==== Records shown

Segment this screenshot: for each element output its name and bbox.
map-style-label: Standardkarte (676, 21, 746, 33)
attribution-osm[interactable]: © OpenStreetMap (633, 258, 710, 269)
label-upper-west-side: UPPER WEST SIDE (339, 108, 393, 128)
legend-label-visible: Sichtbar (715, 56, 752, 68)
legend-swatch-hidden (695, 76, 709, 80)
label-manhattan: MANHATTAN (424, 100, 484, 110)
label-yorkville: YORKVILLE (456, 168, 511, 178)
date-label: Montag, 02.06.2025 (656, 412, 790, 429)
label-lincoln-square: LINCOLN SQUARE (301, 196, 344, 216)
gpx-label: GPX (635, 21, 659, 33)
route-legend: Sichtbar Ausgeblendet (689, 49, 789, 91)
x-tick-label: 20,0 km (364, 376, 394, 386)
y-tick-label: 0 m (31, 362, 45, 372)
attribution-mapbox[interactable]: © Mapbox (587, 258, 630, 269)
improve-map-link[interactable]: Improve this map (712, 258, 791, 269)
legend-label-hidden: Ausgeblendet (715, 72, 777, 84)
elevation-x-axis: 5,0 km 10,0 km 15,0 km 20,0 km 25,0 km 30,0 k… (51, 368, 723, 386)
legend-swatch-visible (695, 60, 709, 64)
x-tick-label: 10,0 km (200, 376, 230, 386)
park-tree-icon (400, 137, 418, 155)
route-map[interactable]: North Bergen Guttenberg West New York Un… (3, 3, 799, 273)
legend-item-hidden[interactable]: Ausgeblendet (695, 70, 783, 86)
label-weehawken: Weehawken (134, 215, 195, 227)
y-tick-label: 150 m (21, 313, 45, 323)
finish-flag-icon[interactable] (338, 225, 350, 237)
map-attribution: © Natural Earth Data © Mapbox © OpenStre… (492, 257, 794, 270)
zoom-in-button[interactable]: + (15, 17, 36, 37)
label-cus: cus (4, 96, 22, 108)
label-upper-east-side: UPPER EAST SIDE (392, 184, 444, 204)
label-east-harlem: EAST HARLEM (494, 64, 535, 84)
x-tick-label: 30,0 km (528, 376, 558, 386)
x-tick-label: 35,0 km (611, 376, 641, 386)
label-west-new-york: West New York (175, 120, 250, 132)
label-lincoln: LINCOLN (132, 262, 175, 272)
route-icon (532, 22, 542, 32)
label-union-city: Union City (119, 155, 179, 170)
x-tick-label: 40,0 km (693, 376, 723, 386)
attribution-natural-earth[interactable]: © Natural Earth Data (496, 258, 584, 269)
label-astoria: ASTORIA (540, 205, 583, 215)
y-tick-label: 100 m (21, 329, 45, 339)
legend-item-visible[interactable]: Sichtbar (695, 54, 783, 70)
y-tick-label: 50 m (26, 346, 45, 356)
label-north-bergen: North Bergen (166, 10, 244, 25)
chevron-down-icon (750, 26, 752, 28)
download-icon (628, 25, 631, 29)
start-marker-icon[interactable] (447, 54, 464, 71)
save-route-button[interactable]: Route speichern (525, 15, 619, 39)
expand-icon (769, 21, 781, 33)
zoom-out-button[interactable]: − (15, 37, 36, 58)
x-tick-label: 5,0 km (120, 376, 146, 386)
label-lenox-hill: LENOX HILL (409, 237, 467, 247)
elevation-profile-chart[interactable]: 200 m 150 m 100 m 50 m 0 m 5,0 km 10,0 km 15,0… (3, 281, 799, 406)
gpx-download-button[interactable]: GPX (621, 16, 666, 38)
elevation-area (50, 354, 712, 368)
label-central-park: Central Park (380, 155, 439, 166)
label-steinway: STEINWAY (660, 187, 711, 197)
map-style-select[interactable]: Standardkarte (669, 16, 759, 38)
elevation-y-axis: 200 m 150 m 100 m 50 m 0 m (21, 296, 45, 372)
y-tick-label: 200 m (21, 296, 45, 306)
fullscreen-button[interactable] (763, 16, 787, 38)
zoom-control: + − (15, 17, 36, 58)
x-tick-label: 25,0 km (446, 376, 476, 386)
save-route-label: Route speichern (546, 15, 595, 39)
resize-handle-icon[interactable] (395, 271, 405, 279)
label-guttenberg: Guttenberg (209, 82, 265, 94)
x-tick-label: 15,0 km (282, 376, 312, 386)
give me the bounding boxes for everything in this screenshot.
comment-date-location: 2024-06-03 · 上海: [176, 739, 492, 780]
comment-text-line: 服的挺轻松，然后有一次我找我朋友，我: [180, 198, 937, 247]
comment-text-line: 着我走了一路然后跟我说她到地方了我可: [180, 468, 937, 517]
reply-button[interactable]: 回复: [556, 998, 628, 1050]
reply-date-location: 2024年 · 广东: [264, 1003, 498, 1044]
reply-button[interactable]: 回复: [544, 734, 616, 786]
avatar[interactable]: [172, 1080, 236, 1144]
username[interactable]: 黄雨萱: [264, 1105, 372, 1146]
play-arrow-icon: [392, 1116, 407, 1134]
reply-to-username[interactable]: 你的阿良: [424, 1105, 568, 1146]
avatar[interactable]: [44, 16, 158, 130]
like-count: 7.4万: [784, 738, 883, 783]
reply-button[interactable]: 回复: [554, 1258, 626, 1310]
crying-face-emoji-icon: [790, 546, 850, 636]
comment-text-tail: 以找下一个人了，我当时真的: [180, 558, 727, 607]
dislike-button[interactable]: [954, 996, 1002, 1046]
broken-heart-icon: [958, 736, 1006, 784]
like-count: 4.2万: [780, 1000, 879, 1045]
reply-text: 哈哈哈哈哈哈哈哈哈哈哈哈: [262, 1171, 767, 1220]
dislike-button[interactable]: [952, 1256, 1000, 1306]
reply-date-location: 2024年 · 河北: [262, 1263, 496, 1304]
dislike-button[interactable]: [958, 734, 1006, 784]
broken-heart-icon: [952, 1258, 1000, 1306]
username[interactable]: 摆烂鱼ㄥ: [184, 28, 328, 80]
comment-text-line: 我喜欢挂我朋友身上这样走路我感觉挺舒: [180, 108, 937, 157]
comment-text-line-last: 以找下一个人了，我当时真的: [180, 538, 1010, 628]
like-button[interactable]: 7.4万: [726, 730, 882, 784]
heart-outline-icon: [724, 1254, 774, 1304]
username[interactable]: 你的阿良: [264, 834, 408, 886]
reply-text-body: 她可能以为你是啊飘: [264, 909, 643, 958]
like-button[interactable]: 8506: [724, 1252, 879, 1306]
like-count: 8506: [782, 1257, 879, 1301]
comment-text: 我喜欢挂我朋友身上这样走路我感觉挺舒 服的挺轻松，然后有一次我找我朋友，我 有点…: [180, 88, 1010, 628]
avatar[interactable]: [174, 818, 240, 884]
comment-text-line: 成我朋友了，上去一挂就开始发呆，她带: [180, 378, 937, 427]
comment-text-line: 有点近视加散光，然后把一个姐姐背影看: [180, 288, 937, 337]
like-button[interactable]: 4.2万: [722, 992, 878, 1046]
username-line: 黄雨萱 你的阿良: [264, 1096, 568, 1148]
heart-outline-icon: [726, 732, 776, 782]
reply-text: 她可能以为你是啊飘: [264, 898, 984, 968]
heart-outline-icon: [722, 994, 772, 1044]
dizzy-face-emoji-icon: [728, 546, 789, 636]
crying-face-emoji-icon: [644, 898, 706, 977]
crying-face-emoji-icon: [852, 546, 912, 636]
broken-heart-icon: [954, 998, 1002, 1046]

========

# Your objective
Copy every line of the data above without changing a single character.

# The output
Segment this screenshot: for each element output its name and bbox.
map-style-label: Standardkarte (676, 21, 746, 33)
attribution-osm[interactable]: © OpenStreetMap (633, 258, 710, 269)
label-upper-west-side: UPPER WEST SIDE (339, 108, 393, 128)
legend-label-visible: Sichtbar (715, 56, 752, 68)
legend-swatch-hidden (695, 76, 709, 80)
label-manhattan: MANHATTAN (424, 100, 484, 110)
label-yorkville: YORKVILLE (456, 168, 511, 178)
date-label: Montag, 02.06.2025 (656, 412, 790, 429)
label-lincoln-square: LINCOLN SQUARE (301, 196, 344, 216)
gpx-label: GPX (635, 21, 659, 33)
route-legend: Sichtbar Ausgeblendet (689, 49, 789, 91)
x-tick-label: 20,0 km (364, 376, 394, 386)
y-tick-label: 0 m (31, 362, 45, 372)
attribution-mapbox[interactable]: © Mapbox (587, 258, 630, 269)
improve-map-link[interactable]: Improve this map (712, 258, 791, 269)
legend-label-hidden: Ausgeblendet (715, 72, 777, 84)
elevation-x-axis: 5,0 km 10,0 km 15,0 km 20,0 km 25,0 km 30,0 k… (51, 368, 723, 386)
legend-swatch-visible (695, 60, 709, 64)
x-tick-label: 10,0 km (200, 376, 230, 386)
park-tree-icon (400, 137, 418, 155)
route-map[interactable]: North Bergen Guttenberg West New York Un… (3, 3, 799, 273)
legend-item-hidden[interactable]: Ausgeblendet (695, 70, 783, 86)
label-weehawken: Weehawken (134, 215, 195, 227)
y-tick-label: 150 m (21, 313, 45, 323)
finish-flag-icon[interactable] (338, 225, 350, 237)
map-attribution: © Natural Earth Data © Mapbox © OpenStre… (492, 257, 794, 270)
zoom-in-button[interactable]: + (15, 17, 36, 37)
label-cus: cus (4, 96, 22, 108)
label-upper-east-side: UPPER EAST SIDE (392, 184, 444, 204)
label-east-harlem: EAST HARLEM (494, 64, 535, 84)
x-tick-label: 30,0 km (528, 376, 558, 386)
x-tick-label: 35,0 km (611, 376, 641, 386)
label-west-new-york: West New York (175, 120, 250, 132)
label-lincoln: LINCOLN (132, 262, 175, 272)
route-icon (532, 22, 542, 32)
label-union-city: Union City (119, 155, 179, 170)
x-tick-label: 40,0 km (693, 376, 723, 386)
attribution-natural-earth[interactable]: © Natural Earth Data (496, 258, 584, 269)
label-astoria: ASTORIA (540, 205, 583, 215)
y-tick-label: 100 m (21, 329, 45, 339)
legend-item-visible[interactable]: Sichtbar (695, 54, 783, 70)
y-tick-label: 50 m (26, 346, 45, 356)
label-north-bergen: North Bergen (166, 10, 244, 25)
chevron-down-icon (750, 26, 752, 28)
download-icon (628, 25, 631, 29)
start-marker-icon[interactable] (447, 54, 464, 71)
save-route-button[interactable]: Route speichern (525, 15, 619, 39)
expand-icon (769, 21, 781, 33)
zoom-out-button[interactable]: − (15, 37, 36, 58)
x-tick-label: 5,0 km (120, 376, 146, 386)
label-lenox-hill: LENOX HILL (409, 237, 467, 247)
elevation-profile-chart[interactable]: 200 m 150 m 100 m 50 m 0 m 5,0 km 10,0 km 15,0… (3, 281, 799, 406)
gpx-download-button[interactable]: GPX (621, 16, 666, 38)
elevation-area (50, 354, 712, 368)
label-central-park: Central Park (380, 155, 439, 166)
label-steinway: STEINWAY (660, 187, 711, 197)
map-style-select[interactable]: Standardkarte (669, 16, 759, 38)
elevation-y-axis: 200 m 150 m 100 m 50 m 0 m (21, 296, 45, 372)
y-tick-label: 200 m (21, 296, 45, 306)
fullscreen-button[interactable] (763, 16, 787, 38)
zoom-control: + − (15, 17, 36, 58)
x-tick-label: 25,0 km (446, 376, 476, 386)
save-route-label: Route speichern (546, 15, 595, 39)
resize-handle-icon[interactable] (395, 271, 405, 279)
label-guttenberg: Guttenberg (209, 82, 265, 94)
x-tick-label: 15,0 km (282, 376, 312, 386)
give me the bounding boxes for everything in this screenshot.
comment-date-location: 2024-06-03 · 上海: [176, 739, 492, 780]
comment-text-line: 服的挺轻松，然后有一次我找我朋友，我: [180, 198, 937, 247]
comment-text-line: 着我走了一路然后跟我说她到地方了我可: [180, 468, 937, 517]
reply-button[interactable]: 回复: [556, 998, 628, 1050]
reply-date-location: 2024年 · 广东: [264, 1003, 498, 1044]
reply-button[interactable]: 回复: [544, 734, 616, 786]
avatar[interactable]: [172, 1080, 236, 1144]
username[interactable]: 黄雨萱: [264, 1105, 372, 1146]
play-arrow-icon: [392, 1116, 407, 1134]
reply-to-username[interactable]: 你的阿良: [424, 1105, 568, 1146]
avatar[interactable]: [44, 16, 158, 130]
like-count: 7.4万: [784, 738, 883, 783]
reply-button[interactable]: 回复: [554, 1258, 626, 1310]
crying-face-emoji-icon: [790, 546, 850, 636]
comment-text-tail: 以找下一个人了，我当时真的: [180, 558, 727, 607]
dislike-button[interactable]: [954, 996, 1002, 1046]
broken-heart-icon: [958, 736, 1006, 784]
like-count: 4.2万: [780, 1000, 879, 1045]
reply-text: 哈哈哈哈哈哈哈哈哈哈哈哈: [262, 1171, 767, 1220]
dislike-button[interactable]: [952, 1256, 1000, 1306]
reply-date-location: 2024年 · 河北: [262, 1263, 496, 1304]
dislike-button[interactable]: [958, 734, 1006, 784]
broken-heart-icon: [952, 1258, 1000, 1306]
username[interactable]: 摆烂鱼ㄥ: [184, 28, 328, 80]
comment-text-line: 我喜欢挂我朋友身上这样走路我感觉挺舒: [180, 108, 937, 157]
comment-text-line-last: 以找下一个人了，我当时真的: [180, 538, 1010, 628]
like-button[interactable]: 7.4万: [726, 730, 882, 784]
heart-outline-icon: [724, 1254, 774, 1304]
username[interactable]: 你的阿良: [264, 834, 408, 886]
reply-text-body: 她可能以为你是啊飘: [264, 909, 643, 958]
like-button[interactable]: 8506: [724, 1252, 879, 1306]
like-count: 8506: [782, 1257, 879, 1301]
comment-text: 我喜欢挂我朋友身上这样走路我感觉挺舒 服的挺轻松，然后有一次我找我朋友，我 有点…: [180, 88, 1010, 628]
avatar[interactable]: [174, 818, 240, 884]
comment-text-line: 成我朋友了，上去一挂就开始发呆，她带: [180, 378, 937, 427]
comment-text-line: 有点近视加散光，然后把一个姐姐背影看: [180, 288, 937, 337]
like-button[interactable]: 4.2万: [722, 992, 878, 1046]
username-line: 黄雨萱 你的阿良: [264, 1096, 568, 1148]
heart-outline-icon: [726, 732, 776, 782]
reply-text: 她可能以为你是啊飘: [264, 898, 984, 968]
heart-outline-icon: [722, 994, 772, 1044]
dizzy-face-emoji-icon: [728, 546, 789, 636]
crying-face-emoji-icon: [644, 898, 706, 977]
crying-face-emoji-icon: [852, 546, 912, 636]
broken-heart-icon: [954, 998, 1002, 1046]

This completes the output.